Records for this task:
· · ·
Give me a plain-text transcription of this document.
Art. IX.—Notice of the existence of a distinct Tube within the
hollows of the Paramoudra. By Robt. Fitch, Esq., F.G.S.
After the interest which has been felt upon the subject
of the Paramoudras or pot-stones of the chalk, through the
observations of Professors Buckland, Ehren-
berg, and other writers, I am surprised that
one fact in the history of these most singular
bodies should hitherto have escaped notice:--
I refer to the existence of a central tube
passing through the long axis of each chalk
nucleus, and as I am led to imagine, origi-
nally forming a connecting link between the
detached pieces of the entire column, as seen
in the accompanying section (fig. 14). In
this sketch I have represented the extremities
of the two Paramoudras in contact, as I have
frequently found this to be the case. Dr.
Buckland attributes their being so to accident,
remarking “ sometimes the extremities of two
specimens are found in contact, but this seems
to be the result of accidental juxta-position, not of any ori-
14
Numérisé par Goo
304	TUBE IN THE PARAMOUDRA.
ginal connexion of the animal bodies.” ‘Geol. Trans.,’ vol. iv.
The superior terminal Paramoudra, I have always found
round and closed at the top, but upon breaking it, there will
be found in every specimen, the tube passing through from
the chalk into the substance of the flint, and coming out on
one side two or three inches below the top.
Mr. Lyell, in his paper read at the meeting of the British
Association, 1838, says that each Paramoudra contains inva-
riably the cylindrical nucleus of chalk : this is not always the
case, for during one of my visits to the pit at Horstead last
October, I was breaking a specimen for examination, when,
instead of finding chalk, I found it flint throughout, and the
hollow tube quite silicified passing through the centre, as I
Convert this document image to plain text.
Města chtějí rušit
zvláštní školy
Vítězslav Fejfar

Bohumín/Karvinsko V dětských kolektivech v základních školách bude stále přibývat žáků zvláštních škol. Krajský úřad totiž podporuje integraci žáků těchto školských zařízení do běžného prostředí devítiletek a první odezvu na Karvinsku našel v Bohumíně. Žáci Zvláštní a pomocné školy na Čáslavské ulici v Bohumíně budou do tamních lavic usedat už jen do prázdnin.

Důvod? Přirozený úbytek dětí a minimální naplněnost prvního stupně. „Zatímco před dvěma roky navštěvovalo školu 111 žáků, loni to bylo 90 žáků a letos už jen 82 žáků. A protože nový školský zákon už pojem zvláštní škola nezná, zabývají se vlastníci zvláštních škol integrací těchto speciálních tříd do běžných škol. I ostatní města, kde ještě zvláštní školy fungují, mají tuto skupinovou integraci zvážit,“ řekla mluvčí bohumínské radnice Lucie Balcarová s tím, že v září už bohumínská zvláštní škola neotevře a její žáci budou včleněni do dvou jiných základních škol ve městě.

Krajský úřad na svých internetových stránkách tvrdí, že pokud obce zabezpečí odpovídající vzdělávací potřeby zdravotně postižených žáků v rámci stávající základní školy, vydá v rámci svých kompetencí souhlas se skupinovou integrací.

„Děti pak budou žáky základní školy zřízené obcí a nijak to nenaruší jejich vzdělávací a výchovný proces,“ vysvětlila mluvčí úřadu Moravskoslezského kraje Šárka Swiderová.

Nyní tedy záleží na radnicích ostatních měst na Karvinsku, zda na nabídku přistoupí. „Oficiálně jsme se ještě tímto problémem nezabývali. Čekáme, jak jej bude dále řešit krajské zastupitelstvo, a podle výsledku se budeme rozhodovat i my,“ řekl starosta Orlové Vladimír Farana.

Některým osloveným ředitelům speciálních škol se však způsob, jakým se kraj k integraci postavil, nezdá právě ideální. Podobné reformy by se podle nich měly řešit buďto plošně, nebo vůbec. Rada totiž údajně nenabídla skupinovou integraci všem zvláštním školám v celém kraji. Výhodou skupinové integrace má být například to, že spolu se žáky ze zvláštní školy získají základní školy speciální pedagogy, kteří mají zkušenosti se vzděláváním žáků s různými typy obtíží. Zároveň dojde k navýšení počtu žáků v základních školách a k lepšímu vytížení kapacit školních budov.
· · ·
Exercise aim: Using the material above, report each line where "integrací" occurs.

Task result:
Důvod? Přirozený úbytek dětí a minimální naplněnost prvního stupně. „Zatímco před dvěma roky navštěvovalo školu 111 žáků, loni to bylo 90 žáků a letos už jen 82 žáků. A protože nový školský zákon už pojem zvláštní škola nezná, zabývají se vlastníci zvláštních škol integrací těchto speciálních tříd do běžných škol. I ostatní města, kde ještě zvláštní školy fungují, mají tuto skupinovou integraci zvážit,“ řekla mluvčí bohumínské radnice Lucie Balcarová s tím, že v září už bohumínská zvláštní škola neotevře a její žáci budou včleněni do dvou jiných základních škol ve městě.
Krajský úřad na svých internetových stránkách tvrdí, že pokud obce zabezpečí odpovídající vzdělávací potřeby zdravotně postižených žáků v rámci stávající základní školy, vydá v rámci svých kompetencí souhlas se skupinovou integrací.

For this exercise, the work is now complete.